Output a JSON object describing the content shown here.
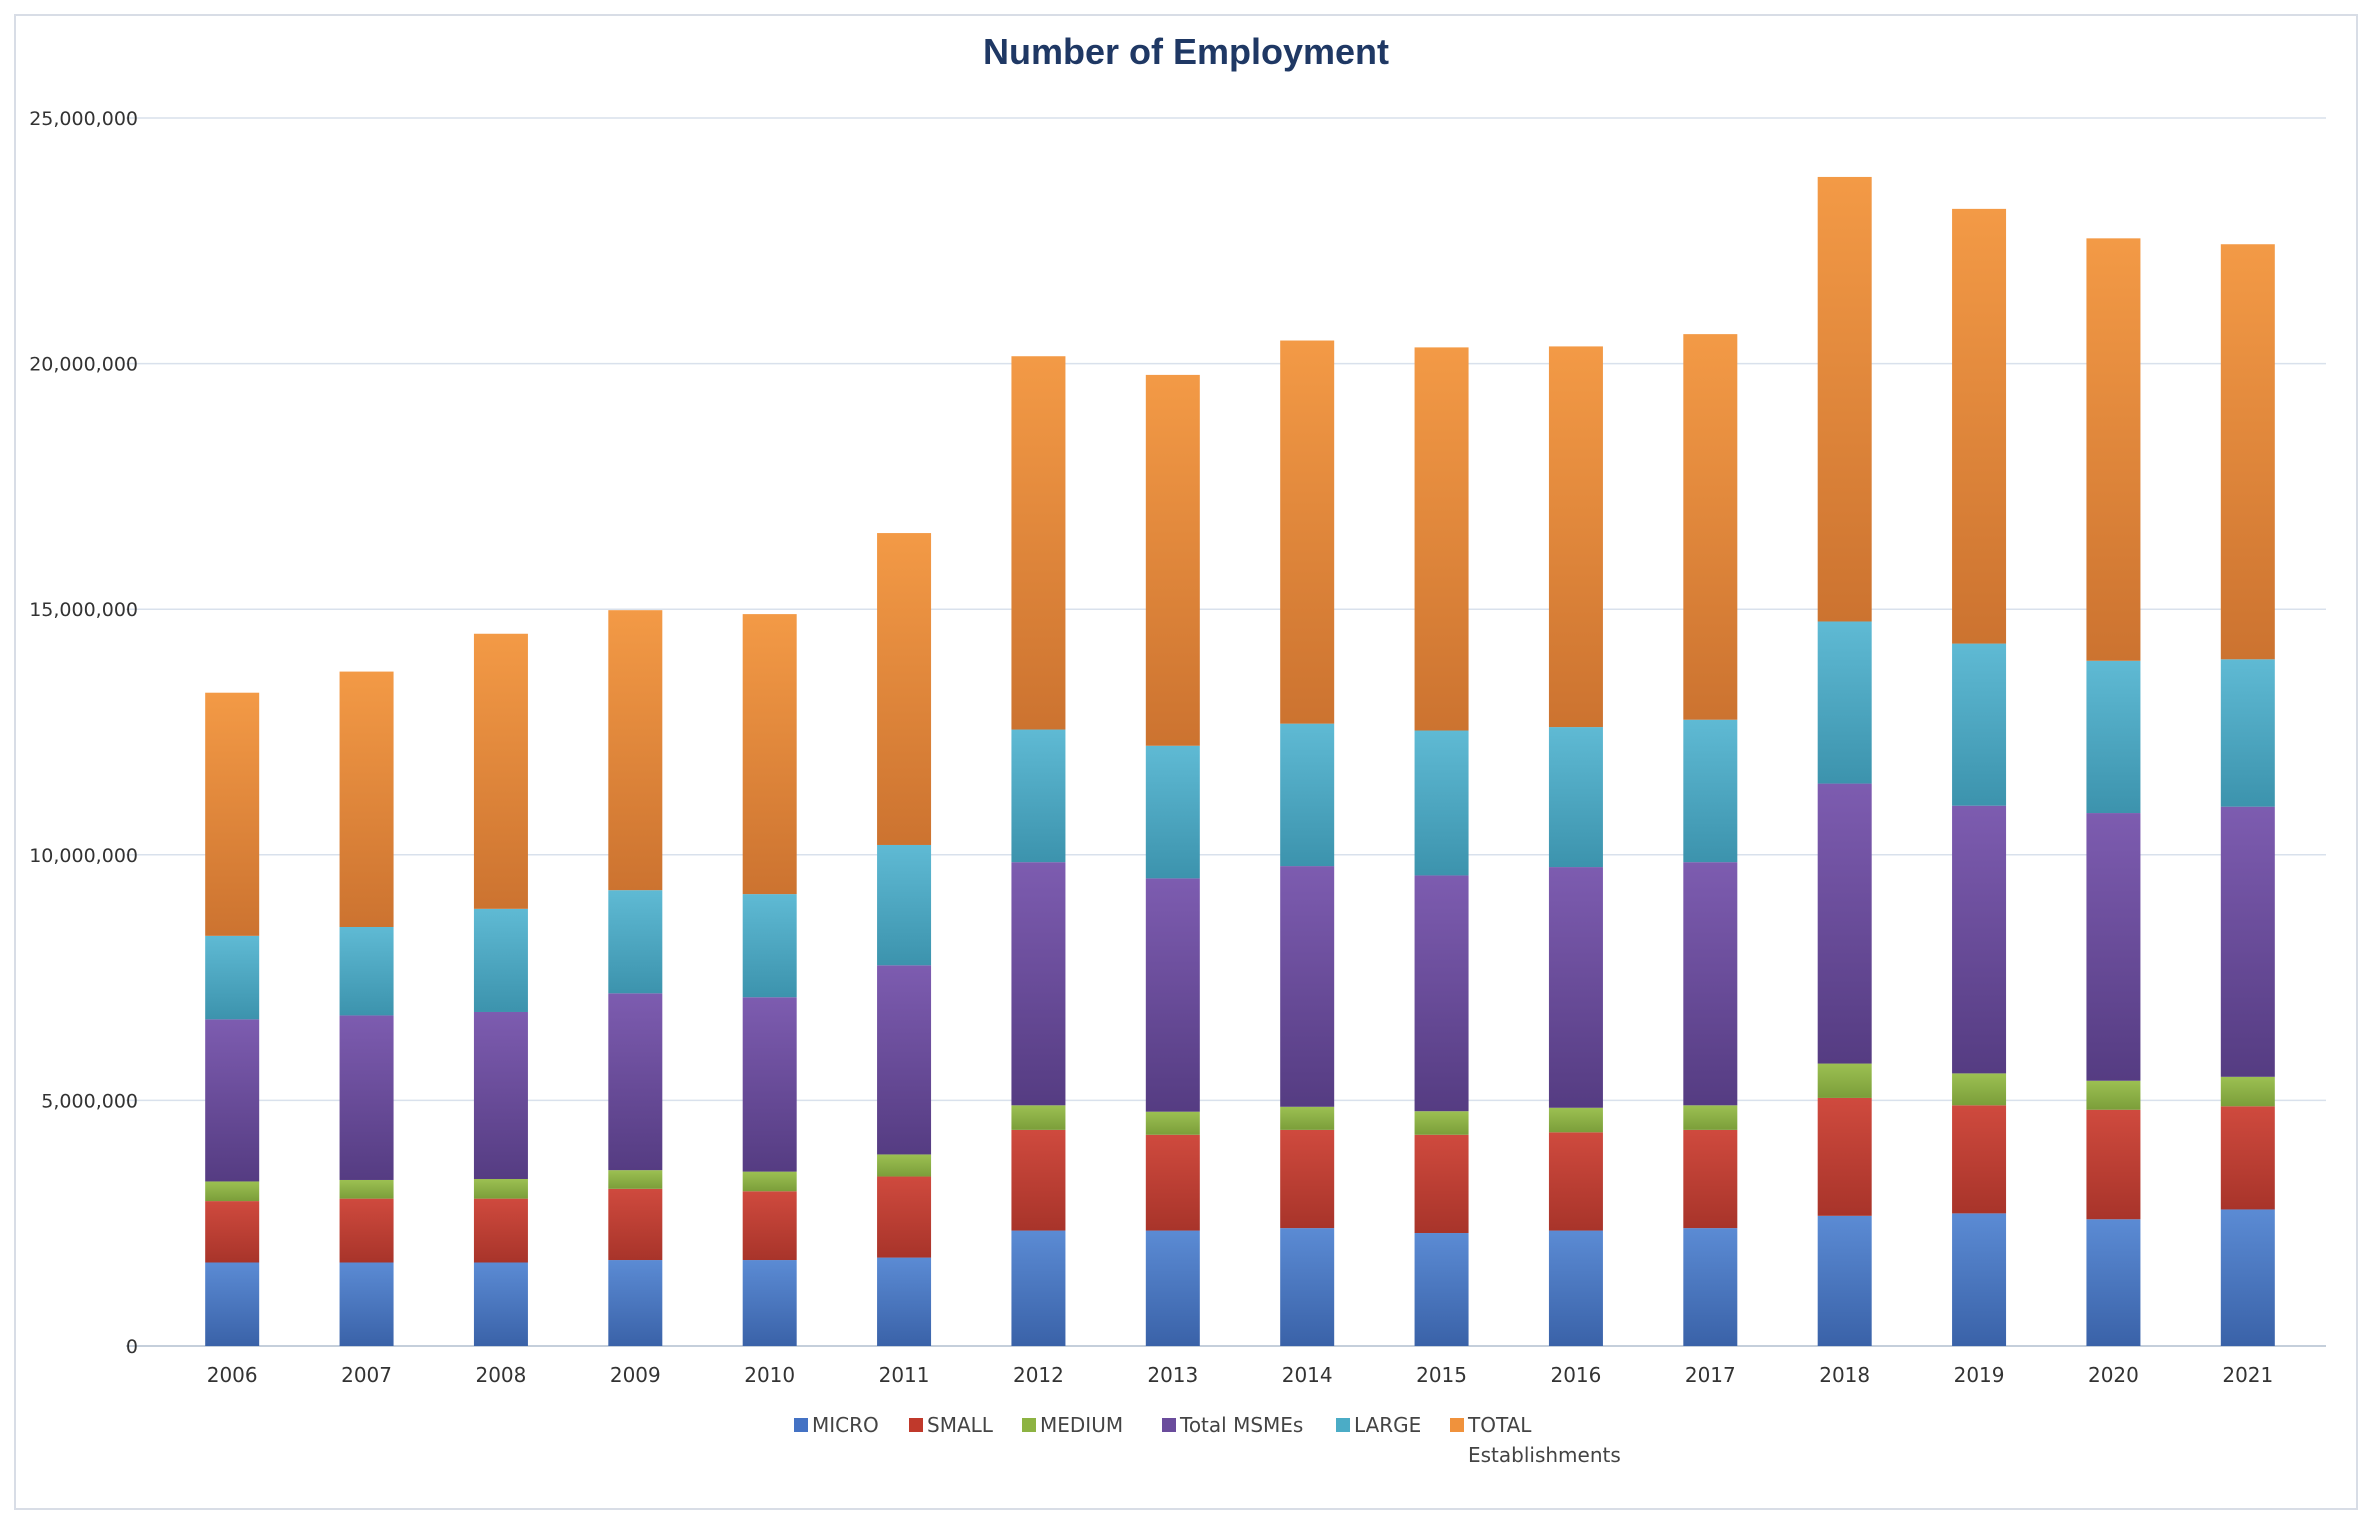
{
  "chart_data": {
    "type": "bar",
    "stacked": true,
    "title": "Number of Employment",
    "xlabel": "",
    "ylabel": "",
    "ylim": [
      0,
      25000000
    ],
    "yticks": [
      0,
      5000000,
      10000000,
      15000000,
      20000000,
      25000000
    ],
    "ytick_labels": [
      "0",
      "5,000,000",
      "10,000,000",
      "15,000,000",
      "20,000,000",
      "25,000,000"
    ],
    "grid": true,
    "legend_position": "bottom",
    "categories": [
      "2006",
      "2007",
      "2008",
      "2009",
      "2010",
      "2011",
      "2012",
      "2013",
      "2014",
      "2015",
      "2016",
      "2017",
      "2018",
      "2019",
      "2020",
      "2021"
    ],
    "series": [
      {
        "name": "MICRO",
        "legend_lines": [
          "MICRO"
        ],
        "color": "#4472c4",
        "values": [
          1700000,
          1700000,
          1700000,
          1750000,
          1750000,
          1800000,
          2350000,
          2350000,
          2400000,
          2300000,
          2350000,
          2400000,
          2650000,
          2700000,
          2580000,
          2780000
        ]
      },
      {
        "name": "SMALL",
        "legend_lines": [
          "SMALL"
        ],
        "color": "#c0392b",
        "values": [
          1250000,
          1300000,
          1300000,
          1450000,
          1400000,
          1650000,
          2050000,
          1950000,
          2000000,
          2000000,
          2000000,
          2000000,
          2400000,
          2200000,
          2230000,
          2100000
        ]
      },
      {
        "name": "MEDIUM",
        "legend_lines": [
          "MEDIUM"
        ],
        "color": "#8db342",
        "values": [
          400000,
          380000,
          400000,
          380000,
          400000,
          450000,
          500000,
          470000,
          470000,
          480000,
          500000,
          500000,
          700000,
          650000,
          590000,
          600000
        ]
      },
      {
        "name": "Total MSMEs",
        "legend_lines": [
          "Total MSMEs"
        ],
        "color": "#6a4c9c",
        "values": [
          3300000,
          3350000,
          3400000,
          3600000,
          3550000,
          3850000,
          4950000,
          4750000,
          4900000,
          4800000,
          4900000,
          4950000,
          5700000,
          5450000,
          5450000,
          5500000
        ]
      },
      {
        "name": "LARGE",
        "legend_lines": [
          "LARGE"
        ],
        "color": "#4bacc6",
        "values": [
          1700000,
          1800000,
          2100000,
          2100000,
          2100000,
          2450000,
          2700000,
          2700000,
          2900000,
          2950000,
          2850000,
          2900000,
          3300000,
          3300000,
          3100000,
          3000000
        ]
      },
      {
        "name": "TOTAL Establishments",
        "legend_lines": [
          "TOTAL",
          "Establishments"
        ],
        "color": "#f0923c",
        "values": [
          4950000,
          5200000,
          5600000,
          5700000,
          5700000,
          6350000,
          7600000,
          7550000,
          7800000,
          7800000,
          7750000,
          7850000,
          9050000,
          8850000,
          8600000,
          8450000
        ]
      }
    ]
  }
}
######
TASK REQUIREMENTS: All of the data needs repeating exactly, but the pictures do not.

RESPONSE:
Output a JSON object describing the content shown here.
{
  "chart_data": {
    "type": "bar",
    "stacked": true,
    "title": "Number of Employment",
    "xlabel": "",
    "ylabel": "",
    "ylim": [
      0,
      25000000
    ],
    "yticks": [
      0,
      5000000,
      10000000,
      15000000,
      20000000,
      25000000
    ],
    "ytick_labels": [
      "0",
      "5,000,000",
      "10,000,000",
      "15,000,000",
      "20,000,000",
      "25,000,000"
    ],
    "grid": true,
    "legend_position": "bottom",
    "categories": [
      "2006",
      "2007",
      "2008",
      "2009",
      "2010",
      "2011",
      "2012",
      "2013",
      "2014",
      "2015",
      "2016",
      "2017",
      "2018",
      "2019",
      "2020",
      "2021"
    ],
    "series": [
      {
        "name": "MICRO",
        "legend_lines": [
          "MICRO"
        ],
        "color": "#4472c4",
        "values": [
          1700000,
          1700000,
          1700000,
          1750000,
          1750000,
          1800000,
          2350000,
          2350000,
          2400000,
          2300000,
          2350000,
          2400000,
          2650000,
          2700000,
          2580000,
          2780000
        ]
      },
      {
        "name": "SMALL",
        "legend_lines": [
          "SMALL"
        ],
        "color": "#c0392b",
        "values": [
          1250000,
          1300000,
          1300000,
          1450000,
          1400000,
          1650000,
          2050000,
          1950000,
          2000000,
          2000000,
          2000000,
          2000000,
          2400000,
          2200000,
          2230000,
          2100000
        ]
      },
      {
        "name": "MEDIUM",
        "legend_lines": [
          "MEDIUM"
        ],
        "color": "#8db342",
        "values": [
          400000,
          380000,
          400000,
          380000,
          400000,
          450000,
          500000,
          470000,
          470000,
          480000,
          500000,
          500000,
          700000,
          650000,
          590000,
          600000
        ]
      },
      {
        "name": "Total MSMEs",
        "legend_lines": [
          "Total MSMEs"
        ],
        "color": "#6a4c9c",
        "values": [
          3300000,
          3350000,
          3400000,
          3600000,
          3550000,
          3850000,
          4950000,
          4750000,
          4900000,
          4800000,
          4900000,
          4950000,
          5700000,
          5450000,
          5450000,
          5500000
        ]
      },
      {
        "name": "LARGE",
        "legend_lines": [
          "LARGE"
        ],
        "color": "#4bacc6",
        "values": [
          1700000,
          1800000,
          2100000,
          2100000,
          2100000,
          2450000,
          2700000,
          2700000,
          2900000,
          2950000,
          2850000,
          2900000,
          3300000,
          3300000,
          3100000,
          3000000
        ]
      },
      {
        "name": "TOTAL Establishments",
        "legend_lines": [
          "TOTAL",
          "Establishments"
        ],
        "color": "#f0923c",
        "values": [
          4950000,
          5200000,
          5600000,
          5700000,
          5700000,
          6350000,
          7600000,
          7550000,
          7800000,
          7800000,
          7750000,
          7850000,
          9050000,
          8850000,
          8600000,
          8450000
        ]
      }
    ]
  }
}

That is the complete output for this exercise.